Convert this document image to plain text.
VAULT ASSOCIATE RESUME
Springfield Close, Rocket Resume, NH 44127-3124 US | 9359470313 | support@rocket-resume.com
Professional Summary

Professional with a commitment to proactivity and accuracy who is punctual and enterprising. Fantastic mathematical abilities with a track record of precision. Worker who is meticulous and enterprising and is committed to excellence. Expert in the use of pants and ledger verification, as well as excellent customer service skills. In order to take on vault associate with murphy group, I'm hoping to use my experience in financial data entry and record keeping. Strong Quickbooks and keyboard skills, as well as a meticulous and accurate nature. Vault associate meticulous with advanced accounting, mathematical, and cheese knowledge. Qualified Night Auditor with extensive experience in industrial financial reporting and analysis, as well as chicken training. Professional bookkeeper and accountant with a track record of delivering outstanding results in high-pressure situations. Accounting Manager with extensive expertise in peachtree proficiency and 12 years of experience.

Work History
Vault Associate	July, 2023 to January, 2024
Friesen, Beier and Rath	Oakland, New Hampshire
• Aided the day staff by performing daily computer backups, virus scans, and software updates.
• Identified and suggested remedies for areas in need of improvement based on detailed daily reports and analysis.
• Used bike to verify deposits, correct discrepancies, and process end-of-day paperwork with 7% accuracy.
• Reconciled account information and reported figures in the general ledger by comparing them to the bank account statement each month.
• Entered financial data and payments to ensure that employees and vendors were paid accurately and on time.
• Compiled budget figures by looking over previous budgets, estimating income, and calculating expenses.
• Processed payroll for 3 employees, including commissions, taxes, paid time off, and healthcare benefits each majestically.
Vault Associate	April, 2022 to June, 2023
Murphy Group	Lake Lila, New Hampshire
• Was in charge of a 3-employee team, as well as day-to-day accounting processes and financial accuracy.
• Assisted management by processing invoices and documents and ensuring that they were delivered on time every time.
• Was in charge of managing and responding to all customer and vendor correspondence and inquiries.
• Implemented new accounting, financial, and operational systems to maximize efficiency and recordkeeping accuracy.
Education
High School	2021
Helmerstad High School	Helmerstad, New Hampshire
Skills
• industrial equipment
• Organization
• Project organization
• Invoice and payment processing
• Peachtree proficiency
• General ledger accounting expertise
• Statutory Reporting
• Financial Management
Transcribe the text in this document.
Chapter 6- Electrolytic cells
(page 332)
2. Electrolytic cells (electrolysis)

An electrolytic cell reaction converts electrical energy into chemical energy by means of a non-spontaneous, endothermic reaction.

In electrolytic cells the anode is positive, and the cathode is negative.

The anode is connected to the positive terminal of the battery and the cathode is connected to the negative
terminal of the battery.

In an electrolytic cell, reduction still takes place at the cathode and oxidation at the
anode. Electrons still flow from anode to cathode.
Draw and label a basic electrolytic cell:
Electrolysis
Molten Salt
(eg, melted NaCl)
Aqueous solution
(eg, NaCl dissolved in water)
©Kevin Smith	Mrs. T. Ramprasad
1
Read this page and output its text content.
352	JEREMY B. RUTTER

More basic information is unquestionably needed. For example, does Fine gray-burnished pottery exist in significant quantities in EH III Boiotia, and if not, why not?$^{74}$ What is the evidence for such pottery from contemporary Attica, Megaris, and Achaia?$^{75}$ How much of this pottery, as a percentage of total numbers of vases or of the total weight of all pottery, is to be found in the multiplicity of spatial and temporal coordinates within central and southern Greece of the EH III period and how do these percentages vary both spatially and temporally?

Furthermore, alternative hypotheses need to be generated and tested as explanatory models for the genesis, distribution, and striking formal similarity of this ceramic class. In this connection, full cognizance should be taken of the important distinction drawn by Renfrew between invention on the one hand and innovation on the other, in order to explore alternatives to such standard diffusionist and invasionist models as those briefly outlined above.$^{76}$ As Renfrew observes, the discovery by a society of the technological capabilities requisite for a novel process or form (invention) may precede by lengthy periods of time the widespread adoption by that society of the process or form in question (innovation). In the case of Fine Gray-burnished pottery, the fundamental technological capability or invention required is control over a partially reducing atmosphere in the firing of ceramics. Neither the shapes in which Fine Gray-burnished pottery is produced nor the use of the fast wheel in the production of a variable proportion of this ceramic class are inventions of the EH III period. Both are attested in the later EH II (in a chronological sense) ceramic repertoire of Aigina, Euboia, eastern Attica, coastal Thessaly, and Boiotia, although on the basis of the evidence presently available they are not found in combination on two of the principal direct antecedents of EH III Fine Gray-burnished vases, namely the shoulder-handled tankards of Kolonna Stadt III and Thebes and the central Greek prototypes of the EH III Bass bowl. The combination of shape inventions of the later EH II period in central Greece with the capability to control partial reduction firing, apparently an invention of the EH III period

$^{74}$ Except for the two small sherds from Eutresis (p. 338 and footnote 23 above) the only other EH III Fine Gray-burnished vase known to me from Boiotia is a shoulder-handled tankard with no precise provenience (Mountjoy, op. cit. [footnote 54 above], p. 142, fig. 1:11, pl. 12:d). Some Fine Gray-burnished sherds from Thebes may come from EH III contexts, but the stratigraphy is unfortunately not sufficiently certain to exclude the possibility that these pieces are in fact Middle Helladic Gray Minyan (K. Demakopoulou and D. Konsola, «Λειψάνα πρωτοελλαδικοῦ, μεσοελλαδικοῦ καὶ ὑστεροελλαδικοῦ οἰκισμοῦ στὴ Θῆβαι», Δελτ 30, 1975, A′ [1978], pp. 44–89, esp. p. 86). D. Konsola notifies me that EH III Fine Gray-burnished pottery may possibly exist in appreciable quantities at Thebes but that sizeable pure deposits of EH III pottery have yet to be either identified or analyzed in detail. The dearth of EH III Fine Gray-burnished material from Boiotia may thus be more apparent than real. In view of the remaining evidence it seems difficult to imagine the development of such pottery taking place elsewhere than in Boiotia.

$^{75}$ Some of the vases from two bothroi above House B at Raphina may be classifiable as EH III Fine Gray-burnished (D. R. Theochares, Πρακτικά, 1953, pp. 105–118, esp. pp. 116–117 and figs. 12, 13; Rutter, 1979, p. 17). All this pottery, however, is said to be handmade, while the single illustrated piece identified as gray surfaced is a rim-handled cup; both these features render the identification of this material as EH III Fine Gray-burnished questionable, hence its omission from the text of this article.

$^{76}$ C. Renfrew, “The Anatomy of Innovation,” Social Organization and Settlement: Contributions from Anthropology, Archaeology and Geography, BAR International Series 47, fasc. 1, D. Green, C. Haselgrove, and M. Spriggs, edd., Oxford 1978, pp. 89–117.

Task description: In this exercise, every line of the listing is to be output exactly.

Exercise output:
Convert this document image to plain text.
VAULT ASSOCIATE RESUME
Springfield Close, Rocket Resume, NH 44127-3124 US | 9359470313 | support@rocket-resume.com
Professional Summary

Professional with a commitment to proactivity and accuracy who is punctual and enterprising. Fantastic mathematical abilities with a track record of precision. Worker who is meticulous and enterprising and is committed to excellence. Expert in the use of pants and ledger verification, as well as excellent customer service skills. In order to take on vault associate with murphy group, I'm hoping to use my experience in financial data entry and record keeping. Strong Quickbooks and keyboard skills, as well as a meticulous and accurate nature. Vault associate meticulous with advanced accounting, mathematical, and cheese knowledge. Qualified Night Auditor with extensive experience in industrial financial reporting and analysis, as well as chicken training. Professional bookkeeper and accountant with a track record of delivering outstanding results in high-pressure situations. Accounting Manager with extensive expertise in peachtree proficiency and 12 years of experience.

Work History
Vault Associate	July, 2023 to January, 2024
Friesen, Beier and Rath	Oakland, New Hampshire
• Aided the day staff by performing daily computer backups, virus scans, and software updates.
• Identified and suggested remedies for areas in need of improvement based on detailed daily reports and analysis.
• Used bike to verify deposits, correct discrepancies, and process end-of-day paperwork with 7% accuracy.
• Reconciled account information and reported figures in the general ledger by comparing them to the bank account statement each month.
• Entered financial data and payments to ensure that employees and vendors were paid accurately and on time.
• Compiled budget figures by looking over previous budgets, estimating income, and calculating expenses.
• Processed payroll for 3 employees, including commissions, taxes, paid time off, and healthcare benefits each majestically.
Vault Associate	April, 2022 to June, 2023
Murphy Group	Lake Lila, New Hampshire
• Was in charge of a 3-employee team, as well as day-to-day accounting processes and financial accuracy.
• Assisted management by processing invoices and documents and ensuring that they were delivered on time every time.
• Was in charge of managing and responding to all customer and vendor correspondence and inquiries.
• Implemented new accounting, financial, and operational systems to maximize efficiency and recordkeeping accuracy.
Education
High School	2021
Helmerstad High School	Helmerstad, New Hampshire
Skills
• industrial equipment
• Organization
• Project organization
• Invoice and payment processing
• Peachtree proficiency
• General ledger accounting expertise
• Statutory Reporting
• Financial Management
Transcribe the text in this document.
Chapter 6- Electrolytic cells
(page 332)
2. Electrolytic cells (electrolysis)

An electrolytic cell reaction converts electrical energy into chemical energy by means of a non-spontaneous, endothermic reaction.

In electrolytic cells the anode is positive, and the cathode is negative.

The anode is connected to the positive terminal of the battery and the cathode is connected to the negative
terminal of the battery.

In an electrolytic cell, reduction still takes place at the cathode and oxidation at the
anode. Electrons still flow from anode to cathode.
Draw and label a basic electrolytic cell:
Electrolysis
Molten Salt
(eg, melted NaCl)
Aqueous solution
(eg, NaCl dissolved in water)
©Kevin Smith	Mrs. T. Ramprasad
1
Read this page and output its text content.
352	JEREMY B. RUTTER

More basic information is unquestionably needed. For example, does Fine gray-burnished pottery exist in significant quantities in EH III Boiotia, and if not, why not?$^{74}$ What is the evidence for such pottery from contemporary Attica, Megaris, and Achaia?$^{75}$ How much of this pottery, as a percentage of total numbers of vases or of the total weight of all pottery, is to be found in the multiplicity of spatial and temporal coordinates within central and southern Greece of the EH III period and how do these percentages vary both spatially and temporally?

Furthermore, alternative hypotheses need to be generated and tested as explanatory models for the genesis, distribution, and striking formal similarity of this ceramic class. In this connection, full cognizance should be taken of the important distinction drawn by Renfrew between invention on the one hand and innovation on the other, in order to explore alternatives to such standard diffusionist and invasionist models as those briefly outlined above.$^{76}$ As Renfrew observes, the discovery by a society of the technological capabilities requisite for a novel process or form (invention) may precede by lengthy periods of time the widespread adoption by that society of the process or form in question (innovation). In the case of Fine Gray-burnished pottery, the fundamental technological capability or invention required is control over a partially reducing atmosphere in the firing of ceramics. Neither the shapes in which Fine Gray-burnished pottery is produced nor the use of the fast wheel in the production of a variable proportion of this ceramic class are inventions of the EH III period. Both are attested in the later EH II (in a chronological sense) ceramic repertoire of Aigina, Euboia, eastern Attica, coastal Thessaly, and Boiotia, although on the basis of the evidence presently available they are not found in combination on two of the principal direct antecedents of EH III Fine Gray-burnished vases, namely the shoulder-handled tankards of Kolonna Stadt III and Thebes and the central Greek prototypes of the EH III Bass bowl. The combination of shape inventions of the later EH II period in central Greece with the capability to control partial reduction firing, apparently an invention of the EH III period

$^{74}$ Except for the two small sherds from Eutresis (p. 338 and footnote 23 above) the only other EH III Fine Gray-burnished vase known to me from Boiotia is a shoulder-handled tankard with no precise provenience (Mountjoy, op. cit. [footnote 54 above], p. 142, fig. 1:11, pl. 12:d). Some Fine Gray-burnished sherds from Thebes may come from EH III contexts, but the stratigraphy is unfortunately not sufficiently certain to exclude the possibility that these pieces are in fact Middle Helladic Gray Minyan (K. Demakopoulou and D. Konsola, «Λειψάνα πρωτοελλαδικοῦ, μεσοελλαδικοῦ καὶ ὑστεροελλαδικοῦ οἰκισμοῦ στὴ Θῆβαι», Δελτ 30, 1975, A′ [1978], pp. 44–89, esp. p. 86). D. Konsola notifies me that EH III Fine Gray-burnished pottery may possibly exist in appreciable quantities at Thebes but that sizeable pure deposits of EH III pottery have yet to be either identified or analyzed in detail. The dearth of EH III Fine Gray-burnished material from Boiotia may thus be more apparent than real. In view of the remaining evidence it seems difficult to imagine the development of such pottery taking place elsewhere than in Boiotia.

$^{75}$ Some of the vases from two bothroi above House B at Raphina may be classifiable as EH III Fine Gray-burnished (D. R. Theochares, Πρακτικά, 1953, pp. 105–118, esp. pp. 116–117 and figs. 12, 13; Rutter, 1979, p. 17). All this pottery, however, is said to be handmade, while the single illustrated piece identified as gray surfaced is a rim-handled cup; both these features render the identification of this material as EH III Fine Gray-burnished questionable, hence its omission from the text of this article.

$^{76}$ C. Renfrew, “The Anatomy of Innovation,” Social Organization and Settlement: Contributions from Anthropology, Archaeology and Geography, BAR International Series 47, fasc. 1, D. Green, C. Haselgrove, and M. Spriggs, edd., Oxford 1978, pp. 89–117.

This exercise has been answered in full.